▶ _Work to complete_: Select from the data all lines with the word "text".

-- START --

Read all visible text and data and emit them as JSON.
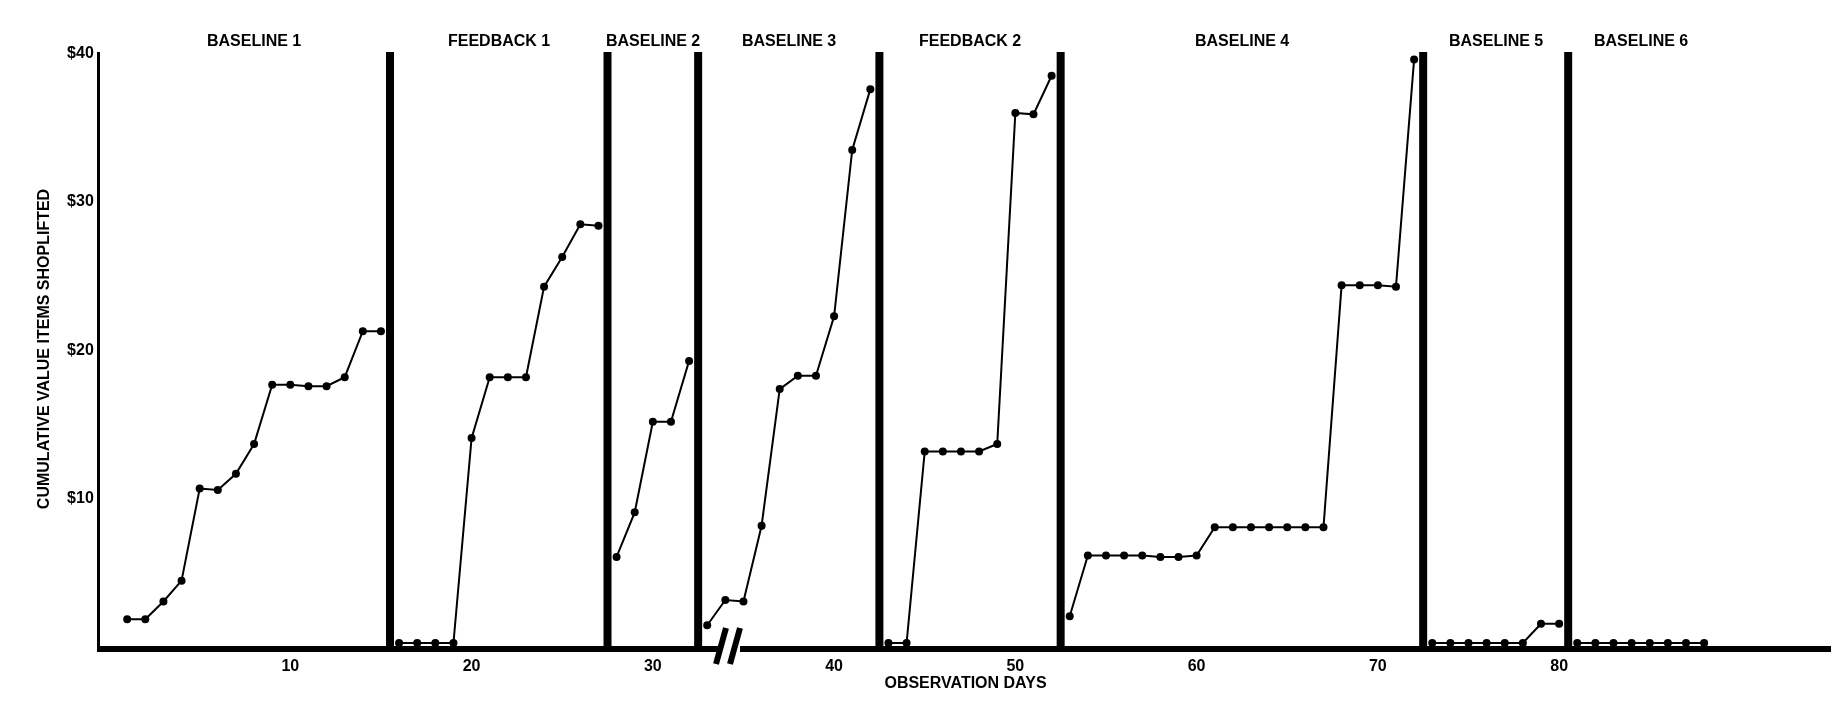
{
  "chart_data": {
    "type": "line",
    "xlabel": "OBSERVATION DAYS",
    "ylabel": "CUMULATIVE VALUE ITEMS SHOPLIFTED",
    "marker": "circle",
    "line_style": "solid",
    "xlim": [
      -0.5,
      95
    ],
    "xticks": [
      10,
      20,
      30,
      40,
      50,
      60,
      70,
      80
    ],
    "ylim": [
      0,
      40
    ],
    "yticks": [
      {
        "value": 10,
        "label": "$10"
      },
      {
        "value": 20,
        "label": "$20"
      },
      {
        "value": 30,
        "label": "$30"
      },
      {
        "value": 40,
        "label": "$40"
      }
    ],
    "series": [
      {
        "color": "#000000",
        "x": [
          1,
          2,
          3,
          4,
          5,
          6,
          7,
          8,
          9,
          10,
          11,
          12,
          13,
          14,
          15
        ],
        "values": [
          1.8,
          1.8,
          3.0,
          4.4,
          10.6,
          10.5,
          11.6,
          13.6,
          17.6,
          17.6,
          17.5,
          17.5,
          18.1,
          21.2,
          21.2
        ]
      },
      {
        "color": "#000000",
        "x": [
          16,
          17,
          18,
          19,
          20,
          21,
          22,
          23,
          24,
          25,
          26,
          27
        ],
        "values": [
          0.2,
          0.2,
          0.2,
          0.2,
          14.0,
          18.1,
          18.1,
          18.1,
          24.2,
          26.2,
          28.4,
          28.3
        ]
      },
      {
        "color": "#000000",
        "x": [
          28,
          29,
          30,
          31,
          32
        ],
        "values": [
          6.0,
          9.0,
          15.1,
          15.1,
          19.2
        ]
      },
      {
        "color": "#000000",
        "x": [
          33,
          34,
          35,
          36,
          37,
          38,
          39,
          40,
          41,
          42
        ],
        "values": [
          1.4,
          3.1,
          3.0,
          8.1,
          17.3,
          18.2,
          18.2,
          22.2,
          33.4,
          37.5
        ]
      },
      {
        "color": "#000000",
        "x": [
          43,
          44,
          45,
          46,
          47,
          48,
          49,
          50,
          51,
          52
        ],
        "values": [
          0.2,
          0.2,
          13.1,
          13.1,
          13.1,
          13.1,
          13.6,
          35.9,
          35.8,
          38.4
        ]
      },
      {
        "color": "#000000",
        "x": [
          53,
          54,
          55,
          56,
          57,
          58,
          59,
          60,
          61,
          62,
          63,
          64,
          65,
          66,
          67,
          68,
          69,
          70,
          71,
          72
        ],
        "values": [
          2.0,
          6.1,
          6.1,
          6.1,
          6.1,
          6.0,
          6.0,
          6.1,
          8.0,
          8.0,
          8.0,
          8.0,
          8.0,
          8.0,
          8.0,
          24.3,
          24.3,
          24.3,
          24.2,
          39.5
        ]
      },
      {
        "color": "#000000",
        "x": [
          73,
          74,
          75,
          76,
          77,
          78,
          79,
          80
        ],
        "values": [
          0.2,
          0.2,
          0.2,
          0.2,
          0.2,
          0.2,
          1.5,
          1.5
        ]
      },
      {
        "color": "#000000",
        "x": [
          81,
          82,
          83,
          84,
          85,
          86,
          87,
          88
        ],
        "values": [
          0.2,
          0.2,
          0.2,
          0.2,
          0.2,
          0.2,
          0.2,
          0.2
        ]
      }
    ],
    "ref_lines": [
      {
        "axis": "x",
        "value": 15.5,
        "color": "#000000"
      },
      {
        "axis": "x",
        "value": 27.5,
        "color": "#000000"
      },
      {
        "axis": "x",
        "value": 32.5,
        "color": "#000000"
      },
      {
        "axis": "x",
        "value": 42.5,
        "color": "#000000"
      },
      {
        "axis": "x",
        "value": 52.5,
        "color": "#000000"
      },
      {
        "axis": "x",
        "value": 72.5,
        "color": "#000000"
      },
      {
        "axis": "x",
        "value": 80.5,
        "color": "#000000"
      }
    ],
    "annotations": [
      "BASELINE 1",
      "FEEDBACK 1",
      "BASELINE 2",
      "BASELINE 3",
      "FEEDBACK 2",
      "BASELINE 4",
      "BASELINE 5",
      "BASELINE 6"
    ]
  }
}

-- END --
-- START --

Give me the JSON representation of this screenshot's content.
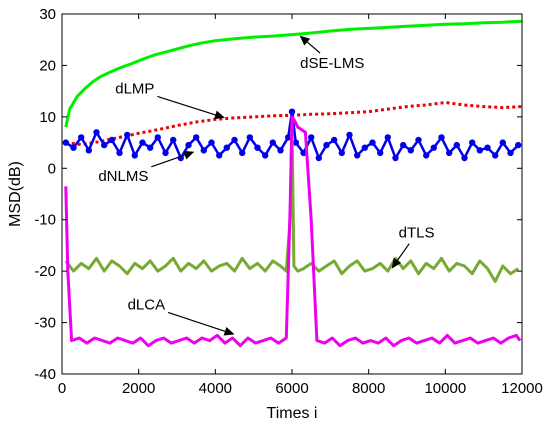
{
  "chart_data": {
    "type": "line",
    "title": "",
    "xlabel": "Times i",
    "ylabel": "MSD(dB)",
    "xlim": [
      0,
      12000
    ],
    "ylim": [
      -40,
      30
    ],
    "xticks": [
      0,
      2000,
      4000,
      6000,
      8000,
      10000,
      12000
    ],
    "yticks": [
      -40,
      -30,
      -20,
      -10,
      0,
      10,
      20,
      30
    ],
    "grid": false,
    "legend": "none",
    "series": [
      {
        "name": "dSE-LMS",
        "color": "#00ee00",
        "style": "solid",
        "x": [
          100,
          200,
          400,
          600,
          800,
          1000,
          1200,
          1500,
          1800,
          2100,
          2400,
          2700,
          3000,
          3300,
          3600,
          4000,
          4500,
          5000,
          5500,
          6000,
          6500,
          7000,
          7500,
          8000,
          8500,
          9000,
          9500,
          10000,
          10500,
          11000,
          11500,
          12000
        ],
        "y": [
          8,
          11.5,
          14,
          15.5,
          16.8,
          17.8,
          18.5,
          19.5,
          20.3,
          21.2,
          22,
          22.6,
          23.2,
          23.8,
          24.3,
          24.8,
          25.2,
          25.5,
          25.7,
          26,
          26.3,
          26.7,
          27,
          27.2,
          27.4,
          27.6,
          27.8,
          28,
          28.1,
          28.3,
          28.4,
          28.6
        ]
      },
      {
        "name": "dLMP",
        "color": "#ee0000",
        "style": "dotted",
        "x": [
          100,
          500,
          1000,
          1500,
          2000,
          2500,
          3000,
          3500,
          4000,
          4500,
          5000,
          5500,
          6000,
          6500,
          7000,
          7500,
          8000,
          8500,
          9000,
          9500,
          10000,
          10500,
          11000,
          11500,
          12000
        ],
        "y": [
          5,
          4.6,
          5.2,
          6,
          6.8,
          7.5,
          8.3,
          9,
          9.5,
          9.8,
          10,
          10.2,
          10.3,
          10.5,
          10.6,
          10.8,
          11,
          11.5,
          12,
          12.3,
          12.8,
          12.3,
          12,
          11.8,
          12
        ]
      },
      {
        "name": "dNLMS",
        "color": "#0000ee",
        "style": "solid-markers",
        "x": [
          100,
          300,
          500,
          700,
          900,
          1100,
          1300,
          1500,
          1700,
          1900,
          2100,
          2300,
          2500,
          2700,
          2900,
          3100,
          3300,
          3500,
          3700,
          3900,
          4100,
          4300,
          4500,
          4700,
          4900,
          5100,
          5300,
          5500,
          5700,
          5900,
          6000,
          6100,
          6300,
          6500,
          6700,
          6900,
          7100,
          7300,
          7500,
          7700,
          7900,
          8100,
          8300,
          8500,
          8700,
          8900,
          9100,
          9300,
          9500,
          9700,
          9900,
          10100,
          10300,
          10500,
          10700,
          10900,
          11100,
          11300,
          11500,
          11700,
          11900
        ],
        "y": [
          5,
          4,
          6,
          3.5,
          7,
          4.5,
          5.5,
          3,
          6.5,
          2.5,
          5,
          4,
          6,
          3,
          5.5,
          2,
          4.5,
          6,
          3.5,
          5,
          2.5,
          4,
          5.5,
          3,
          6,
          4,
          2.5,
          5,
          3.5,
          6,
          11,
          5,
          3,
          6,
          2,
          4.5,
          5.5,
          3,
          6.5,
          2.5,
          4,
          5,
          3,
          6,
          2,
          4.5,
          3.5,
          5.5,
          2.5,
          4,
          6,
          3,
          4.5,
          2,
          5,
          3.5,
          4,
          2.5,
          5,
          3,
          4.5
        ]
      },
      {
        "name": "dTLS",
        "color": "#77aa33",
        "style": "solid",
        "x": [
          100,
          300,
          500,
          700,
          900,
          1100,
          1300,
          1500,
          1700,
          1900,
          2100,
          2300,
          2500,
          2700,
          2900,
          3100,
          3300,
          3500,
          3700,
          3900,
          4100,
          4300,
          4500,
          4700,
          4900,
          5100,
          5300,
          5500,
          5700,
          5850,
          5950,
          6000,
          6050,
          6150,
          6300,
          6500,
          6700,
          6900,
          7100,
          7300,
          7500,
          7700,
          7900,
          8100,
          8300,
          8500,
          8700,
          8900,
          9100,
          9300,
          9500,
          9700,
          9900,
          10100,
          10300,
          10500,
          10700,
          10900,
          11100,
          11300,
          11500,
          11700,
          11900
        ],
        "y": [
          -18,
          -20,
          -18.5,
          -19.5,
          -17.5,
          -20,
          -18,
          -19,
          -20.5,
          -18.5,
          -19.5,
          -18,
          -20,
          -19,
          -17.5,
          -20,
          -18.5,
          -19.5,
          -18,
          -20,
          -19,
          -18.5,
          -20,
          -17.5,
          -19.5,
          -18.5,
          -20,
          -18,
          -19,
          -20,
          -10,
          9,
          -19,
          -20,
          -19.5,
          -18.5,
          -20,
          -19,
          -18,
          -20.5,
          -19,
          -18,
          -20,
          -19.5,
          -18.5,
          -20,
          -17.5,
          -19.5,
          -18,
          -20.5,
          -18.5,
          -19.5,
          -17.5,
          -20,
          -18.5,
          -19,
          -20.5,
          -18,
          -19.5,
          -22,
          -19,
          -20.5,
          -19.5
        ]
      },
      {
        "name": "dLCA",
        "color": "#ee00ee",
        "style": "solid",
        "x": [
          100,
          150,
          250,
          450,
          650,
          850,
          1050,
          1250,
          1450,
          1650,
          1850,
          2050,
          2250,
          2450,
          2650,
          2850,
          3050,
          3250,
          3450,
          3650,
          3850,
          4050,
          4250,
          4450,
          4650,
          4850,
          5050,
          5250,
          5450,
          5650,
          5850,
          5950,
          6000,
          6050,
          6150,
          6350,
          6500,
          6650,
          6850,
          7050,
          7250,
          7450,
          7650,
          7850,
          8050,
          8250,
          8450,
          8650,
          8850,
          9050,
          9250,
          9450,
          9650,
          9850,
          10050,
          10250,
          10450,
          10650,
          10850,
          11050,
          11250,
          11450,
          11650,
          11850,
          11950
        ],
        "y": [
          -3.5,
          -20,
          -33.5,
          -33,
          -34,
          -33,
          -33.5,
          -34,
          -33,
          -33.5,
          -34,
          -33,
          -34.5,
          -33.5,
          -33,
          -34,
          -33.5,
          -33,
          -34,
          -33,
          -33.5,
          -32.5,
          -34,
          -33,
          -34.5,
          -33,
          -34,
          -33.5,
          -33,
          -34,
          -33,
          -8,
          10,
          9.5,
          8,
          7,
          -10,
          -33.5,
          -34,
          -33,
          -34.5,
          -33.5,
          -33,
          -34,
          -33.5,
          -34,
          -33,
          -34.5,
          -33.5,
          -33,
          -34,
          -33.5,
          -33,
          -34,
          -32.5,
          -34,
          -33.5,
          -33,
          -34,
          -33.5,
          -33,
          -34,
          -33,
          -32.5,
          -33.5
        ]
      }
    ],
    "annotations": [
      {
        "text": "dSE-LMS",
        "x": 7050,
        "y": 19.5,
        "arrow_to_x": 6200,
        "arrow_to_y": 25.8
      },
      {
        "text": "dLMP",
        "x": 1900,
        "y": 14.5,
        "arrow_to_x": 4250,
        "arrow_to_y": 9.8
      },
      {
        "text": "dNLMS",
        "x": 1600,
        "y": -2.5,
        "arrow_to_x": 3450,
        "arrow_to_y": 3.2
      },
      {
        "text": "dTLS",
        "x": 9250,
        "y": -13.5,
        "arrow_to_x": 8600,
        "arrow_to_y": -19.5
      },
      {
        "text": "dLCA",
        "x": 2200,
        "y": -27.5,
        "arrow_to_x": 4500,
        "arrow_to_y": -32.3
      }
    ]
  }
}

-- END --

▶ _Answer in full_:
Read all visible text and data and emit them as JSON.
        "text": "dSE-LMS",
        "text": "dLMP",
        "text": "dNLMS",
        "text": "dTLS",
        "text": "dLCA",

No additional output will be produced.